Stored items from a collection:
————

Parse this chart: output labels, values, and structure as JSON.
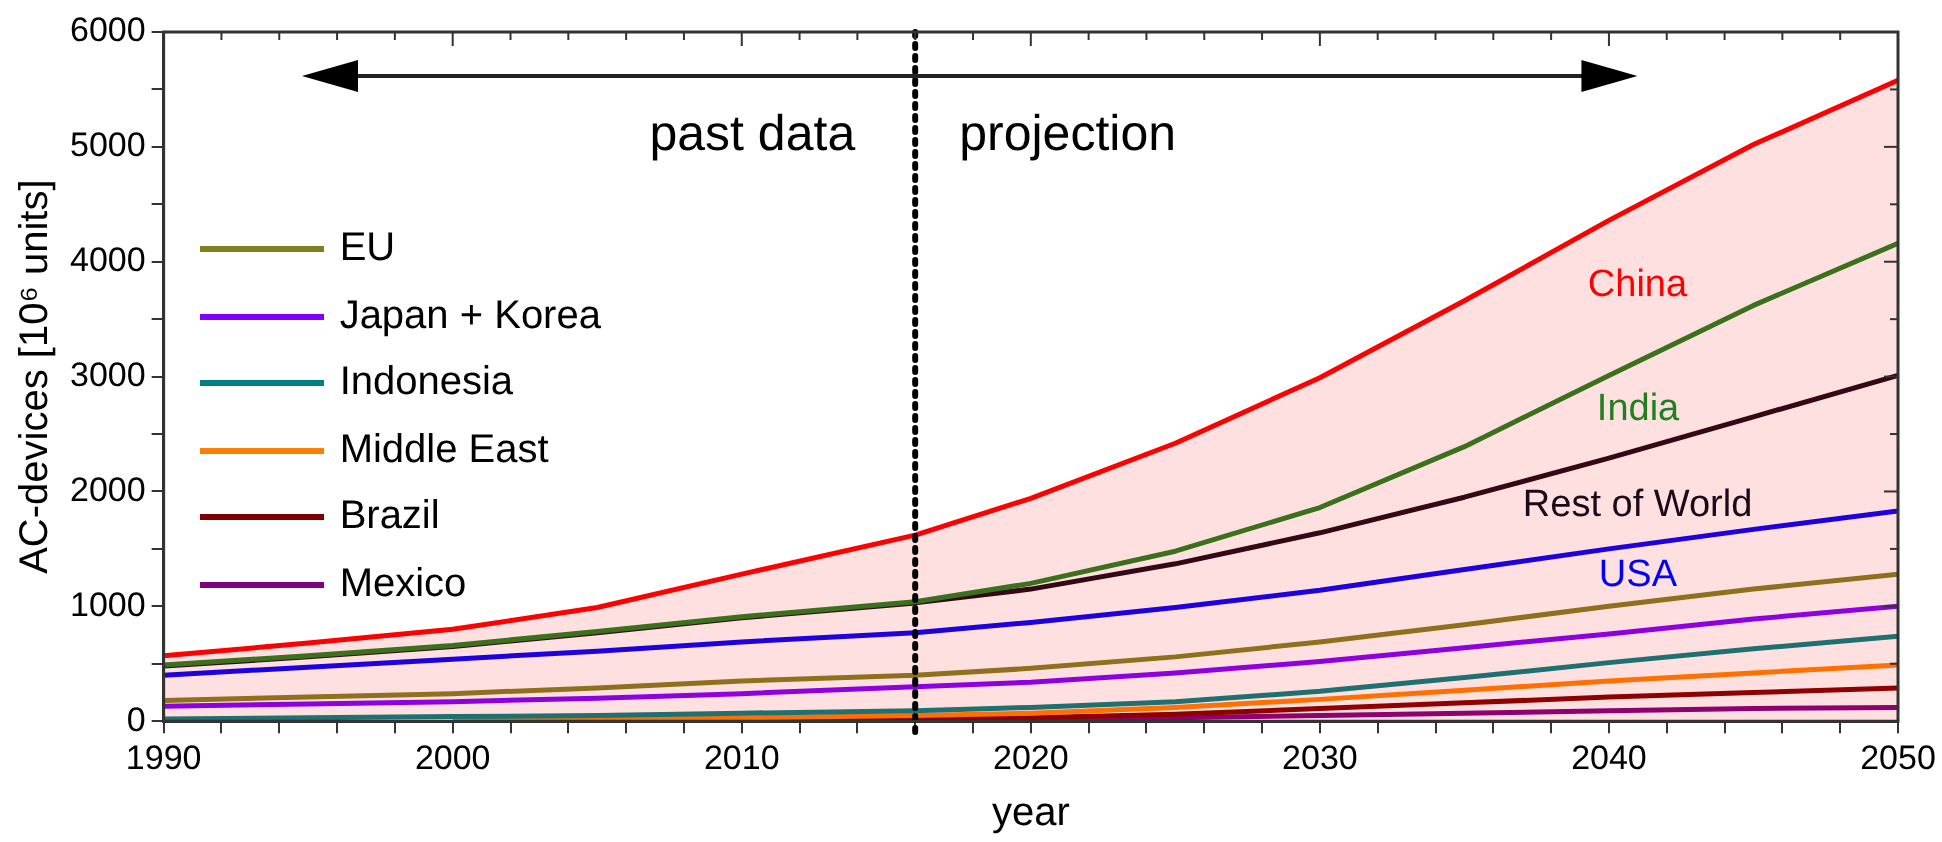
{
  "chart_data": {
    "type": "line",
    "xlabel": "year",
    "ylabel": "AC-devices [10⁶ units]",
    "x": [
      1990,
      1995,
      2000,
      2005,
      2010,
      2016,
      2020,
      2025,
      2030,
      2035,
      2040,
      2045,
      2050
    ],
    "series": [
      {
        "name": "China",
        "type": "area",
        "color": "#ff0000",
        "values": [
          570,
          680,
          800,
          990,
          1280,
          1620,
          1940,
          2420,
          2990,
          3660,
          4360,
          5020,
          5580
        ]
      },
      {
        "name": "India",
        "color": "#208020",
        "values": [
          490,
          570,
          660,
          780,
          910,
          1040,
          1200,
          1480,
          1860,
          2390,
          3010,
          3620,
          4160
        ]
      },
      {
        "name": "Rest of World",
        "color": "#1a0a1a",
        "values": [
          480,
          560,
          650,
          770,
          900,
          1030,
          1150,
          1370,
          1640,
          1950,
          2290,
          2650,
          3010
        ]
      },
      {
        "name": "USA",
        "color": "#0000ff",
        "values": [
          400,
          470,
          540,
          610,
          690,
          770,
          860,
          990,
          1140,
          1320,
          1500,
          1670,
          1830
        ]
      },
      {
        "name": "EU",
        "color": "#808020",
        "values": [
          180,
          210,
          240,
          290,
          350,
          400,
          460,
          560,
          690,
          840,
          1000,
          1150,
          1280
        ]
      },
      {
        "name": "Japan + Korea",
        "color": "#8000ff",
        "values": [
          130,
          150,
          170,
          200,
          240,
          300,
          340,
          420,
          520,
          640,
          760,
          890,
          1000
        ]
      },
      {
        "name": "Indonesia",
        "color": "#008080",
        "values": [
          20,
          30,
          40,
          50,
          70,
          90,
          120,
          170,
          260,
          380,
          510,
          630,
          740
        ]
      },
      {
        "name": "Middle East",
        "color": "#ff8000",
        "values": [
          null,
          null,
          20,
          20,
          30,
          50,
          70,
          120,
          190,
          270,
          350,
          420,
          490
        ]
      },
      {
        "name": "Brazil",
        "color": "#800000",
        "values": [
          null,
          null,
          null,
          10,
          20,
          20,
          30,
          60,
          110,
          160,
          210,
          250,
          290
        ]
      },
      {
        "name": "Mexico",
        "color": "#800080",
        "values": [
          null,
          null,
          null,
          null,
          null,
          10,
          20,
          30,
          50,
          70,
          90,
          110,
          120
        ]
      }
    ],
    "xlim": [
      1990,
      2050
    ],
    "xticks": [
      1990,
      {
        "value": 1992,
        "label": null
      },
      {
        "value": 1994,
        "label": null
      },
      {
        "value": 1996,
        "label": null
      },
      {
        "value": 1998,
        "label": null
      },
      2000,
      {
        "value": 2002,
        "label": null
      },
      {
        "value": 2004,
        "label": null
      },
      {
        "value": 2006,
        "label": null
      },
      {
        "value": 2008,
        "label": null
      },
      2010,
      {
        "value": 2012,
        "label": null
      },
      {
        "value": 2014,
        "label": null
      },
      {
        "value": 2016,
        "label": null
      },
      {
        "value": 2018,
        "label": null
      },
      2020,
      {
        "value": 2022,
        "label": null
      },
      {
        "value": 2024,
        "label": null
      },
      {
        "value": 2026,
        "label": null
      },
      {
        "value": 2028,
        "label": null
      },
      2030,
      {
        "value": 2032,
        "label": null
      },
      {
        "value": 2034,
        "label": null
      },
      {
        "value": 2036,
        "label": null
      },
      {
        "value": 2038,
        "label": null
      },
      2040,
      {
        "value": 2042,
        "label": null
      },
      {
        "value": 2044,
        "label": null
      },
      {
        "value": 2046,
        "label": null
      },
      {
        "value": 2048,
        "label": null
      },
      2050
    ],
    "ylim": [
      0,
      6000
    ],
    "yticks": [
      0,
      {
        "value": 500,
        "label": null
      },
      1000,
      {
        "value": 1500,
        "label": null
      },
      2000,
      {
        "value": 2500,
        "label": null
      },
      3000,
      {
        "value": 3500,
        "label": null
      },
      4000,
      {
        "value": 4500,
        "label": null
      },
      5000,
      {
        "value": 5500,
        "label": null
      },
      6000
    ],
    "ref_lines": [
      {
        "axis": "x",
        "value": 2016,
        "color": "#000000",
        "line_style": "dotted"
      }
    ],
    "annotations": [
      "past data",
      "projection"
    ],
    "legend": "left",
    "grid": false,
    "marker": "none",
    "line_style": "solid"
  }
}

————

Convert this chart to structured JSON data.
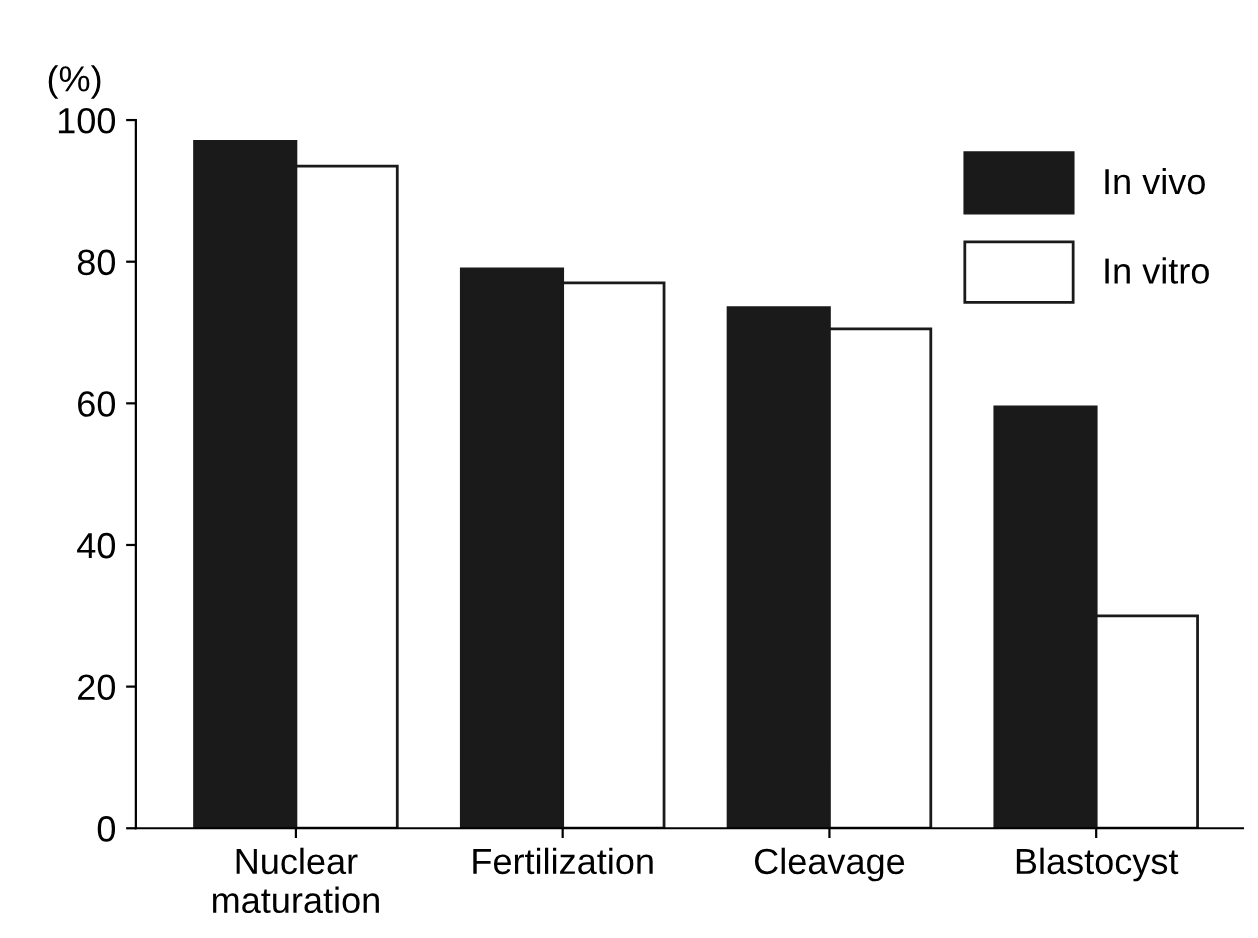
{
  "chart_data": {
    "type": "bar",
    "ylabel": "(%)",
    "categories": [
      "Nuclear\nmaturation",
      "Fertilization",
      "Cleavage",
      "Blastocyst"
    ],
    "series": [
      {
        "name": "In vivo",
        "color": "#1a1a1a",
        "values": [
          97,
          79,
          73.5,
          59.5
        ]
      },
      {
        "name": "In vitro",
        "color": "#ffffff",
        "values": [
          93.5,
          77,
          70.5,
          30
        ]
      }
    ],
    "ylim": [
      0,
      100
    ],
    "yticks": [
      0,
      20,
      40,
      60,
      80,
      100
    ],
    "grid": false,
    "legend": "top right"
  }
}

————

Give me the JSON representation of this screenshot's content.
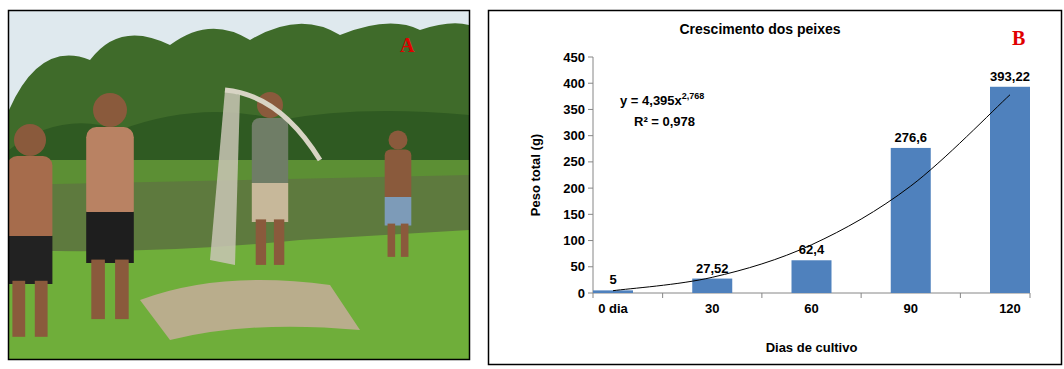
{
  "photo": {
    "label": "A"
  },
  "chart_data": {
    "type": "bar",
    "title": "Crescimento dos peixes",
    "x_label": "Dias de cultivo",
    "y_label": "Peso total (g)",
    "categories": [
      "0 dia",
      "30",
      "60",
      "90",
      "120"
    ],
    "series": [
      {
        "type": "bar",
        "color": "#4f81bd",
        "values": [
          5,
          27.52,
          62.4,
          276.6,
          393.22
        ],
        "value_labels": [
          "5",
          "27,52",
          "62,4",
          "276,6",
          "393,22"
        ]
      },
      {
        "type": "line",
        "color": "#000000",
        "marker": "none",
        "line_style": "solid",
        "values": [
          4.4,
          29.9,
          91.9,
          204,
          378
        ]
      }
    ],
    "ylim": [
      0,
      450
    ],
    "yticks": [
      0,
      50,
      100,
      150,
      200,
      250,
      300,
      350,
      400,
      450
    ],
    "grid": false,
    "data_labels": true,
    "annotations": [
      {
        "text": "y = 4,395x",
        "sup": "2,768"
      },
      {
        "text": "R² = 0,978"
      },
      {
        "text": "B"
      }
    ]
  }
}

————

Stated problem: Take every line that includes the string "name" and copy it.

Exercise solution:
        "name": "China",
        "name": "India",
        "name": "Rest of World",
        "name": "USA",
        "name": "EU",
        "name": "Japan + Korea",
        "name": "Indonesia",
        "name": "Middle East",
        "name": "Brazil",
        "name": "Mexico",
        "name": "In vivo",
        "name": "In vitro",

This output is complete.